Input data:

# # # # # # #

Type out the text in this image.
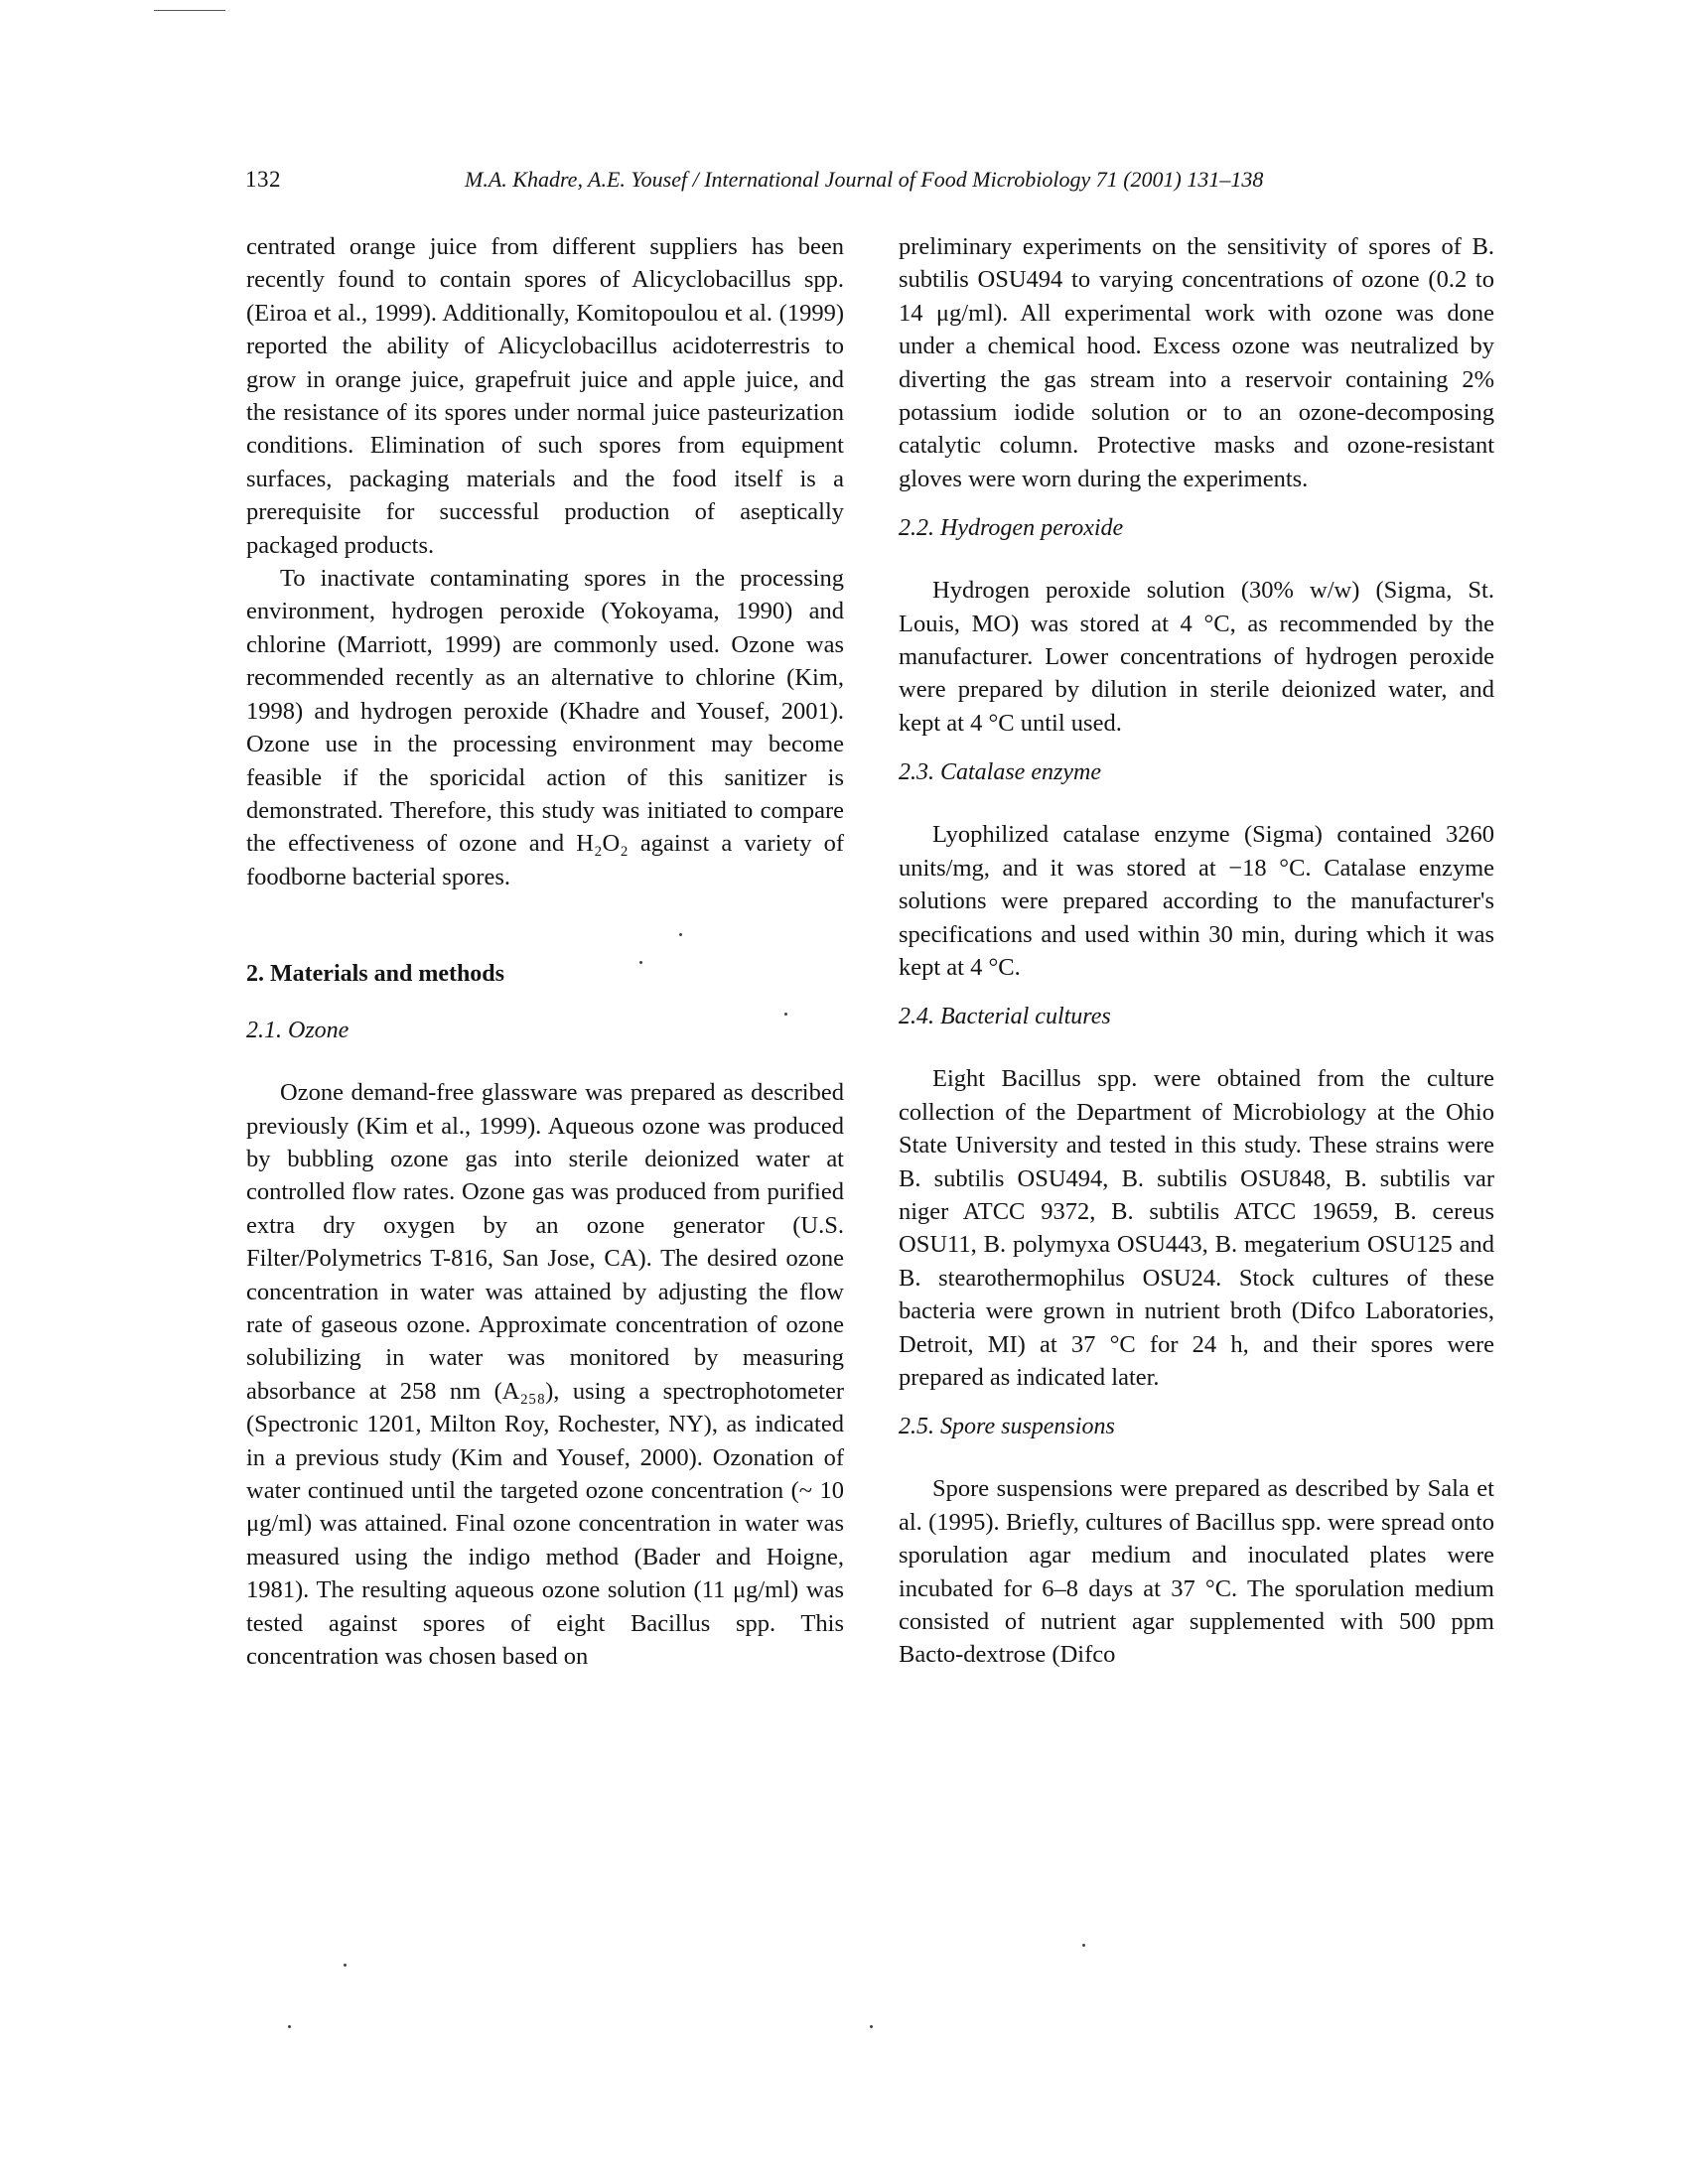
132	M.A. Khadre, A.E. Yousef / International Journal of Food Microbiology 71 (2001) 131–138

centrated orange juice from different suppliers has been recently found to contain spores of Alicyclobacillus spp. (Eiroa et al., 1999). Additionally, Komitopoulou et al. (1999) reported the ability of Alicyclobacillus acidoterrestris to grow in orange juice, grapefruit juice and apple juice, and the resistance of its spores under normal juice pasteurization conditions. Elimination of such spores from equipment surfaces, packaging materials and the food itself is a prerequisite for successful production of aseptically packaged products.

To inactivate contaminating spores in the processing environment, hydrogen peroxide (Yokoyama, 1990) and chlorine (Marriott, 1999) are commonly used. Ozone was recommended recently as an alternative to chlorine (Kim, 1998) and hydrogen peroxide (Khadre and Yousef, 2001). Ozone use in the processing environment may become feasible if the sporicidal action of this sanitizer is demonstrated. Therefore, this study was initiated to compare the effectiveness of ozone and H₂O₂ against a variety of foodborne bacterial spores.

2. Materials and methods

2.1. Ozone

Ozone demand-free glassware was prepared as described previously (Kim et al., 1999). Aqueous ozone was produced by bubbling ozone gas into sterile deionized water at controlled flow rates. Ozone gas was produced from purified extra dry oxygen by an ozone generator (U.S. Filter/Polymetrics T-816, San Jose, CA). The desired ozone concentration in water was attained by adjusting the flow rate of gaseous ozone. Approximate concentration of ozone solubilizing in water was monitored by measuring absorbance at 258 nm (A₂₅₈), using a spectrophotometer (Spectronic 1201, Milton Roy, Rochester, NY), as indicated in a previous study (Kim and Yousef, 2000). Ozonation of water continued until the targeted ozone concentration (~ 10 μg/ml) was attained. Final ozone concentration in water was measured using the indigo method (Bader and Hoigne, 1981). The resulting aqueous ozone solution (11 μg/ml) was tested against spores of eight Bacillus spp. This concentration was chosen based on

preliminary experiments on the sensitivity of spores of B. subtilis OSU494 to varying concentrations of ozone (0.2 to 14 μg/ml). All experimental work with ozone was done under a chemical hood. Excess ozone was neutralized by diverting the gas stream into a reservoir containing 2% potassium iodide solution or to an ozone-decomposing catalytic column. Protective masks and ozone-resistant gloves were worn during the experiments.

2.2. Hydrogen peroxide

Hydrogen peroxide solution (30% w/w) (Sigma, St. Louis, MO) was stored at 4 °C, as recommended by the manufacturer. Lower concentrations of hydrogen peroxide were prepared by dilution in sterile deionized water, and kept at 4 °C until used.

2.3. Catalase enzyme

Lyophilized catalase enzyme (Sigma) contained 3260 units/mg, and it was stored at −18 °C. Catalase enzyme solutions were prepared according to the manufacturer's specifications and used within 30 min, during which it was kept at 4 °C.

2.4. Bacterial cultures

Eight Bacillus spp. were obtained from the culture collection of the Department of Microbiology at the Ohio State University and tested in this study. These strains were B. subtilis OSU494, B. subtilis OSU848, B. subtilis var niger ATCC 9372, B. subtilis ATCC 19659, B. cereus OSU11, B. polymyxa OSU443, B. megaterium OSU125 and B. stearothermophilus OSU24. Stock cultures of these bacteria were grown in nutrient broth (Difco Laboratories, Detroit, MI) at 37 °C for 24 h, and their spores were prepared as indicated later.

2.5. Spore suspensions

Spore suspensions were prepared as described by Sala et al. (1995). Briefly, cultures of Bacillus spp. were spread onto sporulation agar medium and inoculated plates were incubated for 6–8 days at 37 °C. The sporulation medium consisted of nutrient agar supplemented with 500 ppm Bacto-dextrose (Difco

# # # # # # #

Required work: Write out every record above exactly, leaving no picture in the result.

Solution to this problem:
Type out the text in this image.
132	M.A. Khadre, A.E. Yousef / International Journal of Food Microbiology 71 (2001) 131–138

centrated orange juice from different suppliers has been recently found to contain spores of Alicyclobacillus spp. (Eiroa et al., 1999). Additionally, Komitopoulou et al. (1999) reported the ability of Alicyclobacillus acidoterrestris to grow in orange juice, grapefruit juice and apple juice, and the resistance of its spores under normal juice pasteurization conditions. Elimination of such spores from equipment surfaces, packaging materials and the food itself is a prerequisite for successful production of aseptically packaged products.

To inactivate contaminating spores in the processing environment, hydrogen peroxide (Yokoyama, 1990) and chlorine (Marriott, 1999) are commonly used. Ozone was recommended recently as an alternative to chlorine (Kim, 1998) and hydrogen peroxide (Khadre and Yousef, 2001). Ozone use in the processing environment may become feasible if the sporicidal action of this sanitizer is demonstrated. Therefore, this study was initiated to compare the effectiveness of ozone and H₂O₂ against a variety of foodborne bacterial spores.

2. Materials and methods

2.1. Ozone

Ozone demand-free glassware was prepared as described previously (Kim et al., 1999). Aqueous ozone was produced by bubbling ozone gas into sterile deionized water at controlled flow rates. Ozone gas was produced from purified extra dry oxygen by an ozone generator (U.S. Filter/Polymetrics T-816, San Jose, CA). The desired ozone concentration in water was attained by adjusting the flow rate of gaseous ozone. Approximate concentration of ozone solubilizing in water was monitored by measuring absorbance at 258 nm (A₂₅₈), using a spectrophotometer (Spectronic 1201, Milton Roy, Rochester, NY), as indicated in a previous study (Kim and Yousef, 2000). Ozonation of water continued until the targeted ozone concentration (~ 10 μg/ml) was attained. Final ozone concentration in water was measured using the indigo method (Bader and Hoigne, 1981). The resulting aqueous ozone solution (11 μg/ml) was tested against spores of eight Bacillus spp. This concentration was chosen based on

preliminary experiments on the sensitivity of spores of B. subtilis OSU494 to varying concentrations of ozone (0.2 to 14 μg/ml). All experimental work with ozone was done under a chemical hood. Excess ozone was neutralized by diverting the gas stream into a reservoir containing 2% potassium iodide solution or to an ozone-decomposing catalytic column. Protective masks and ozone-resistant gloves were worn during the experiments.

2.2. Hydrogen peroxide

Hydrogen peroxide solution (30% w/w) (Sigma, St. Louis, MO) was stored at 4 °C, as recommended by the manufacturer. Lower concentrations of hydrogen peroxide were prepared by dilution in sterile deionized water, and kept at 4 °C until used.

2.3. Catalase enzyme

Lyophilized catalase enzyme (Sigma) contained 3260 units/mg, and it was stored at −18 °C. Catalase enzyme solutions were prepared according to the manufacturer's specifications and used within 30 min, during which it was kept at 4 °C.

2.4. Bacterial cultures

Eight Bacillus spp. were obtained from the culture collection of the Department of Microbiology at the Ohio State University and tested in this study. These strains were B. subtilis OSU494, B. subtilis OSU848, B. subtilis var niger ATCC 9372, B. subtilis ATCC 19659, B. cereus OSU11, B. polymyxa OSU443, B. megaterium OSU125 and B. stearothermophilus OSU24. Stock cultures of these bacteria were grown in nutrient broth (Difco Laboratories, Detroit, MI) at 37 °C for 24 h, and their spores were prepared as indicated later.

2.5. Spore suspensions

Spore suspensions were prepared as described by Sala et al. (1995). Briefly, cultures of Bacillus spp. were spread onto sporulation agar medium and inoculated plates were incubated for 6–8 days at 37 °C. The sporulation medium consisted of nutrient agar supplemented with 500 ppm Bacto-dextrose (Difco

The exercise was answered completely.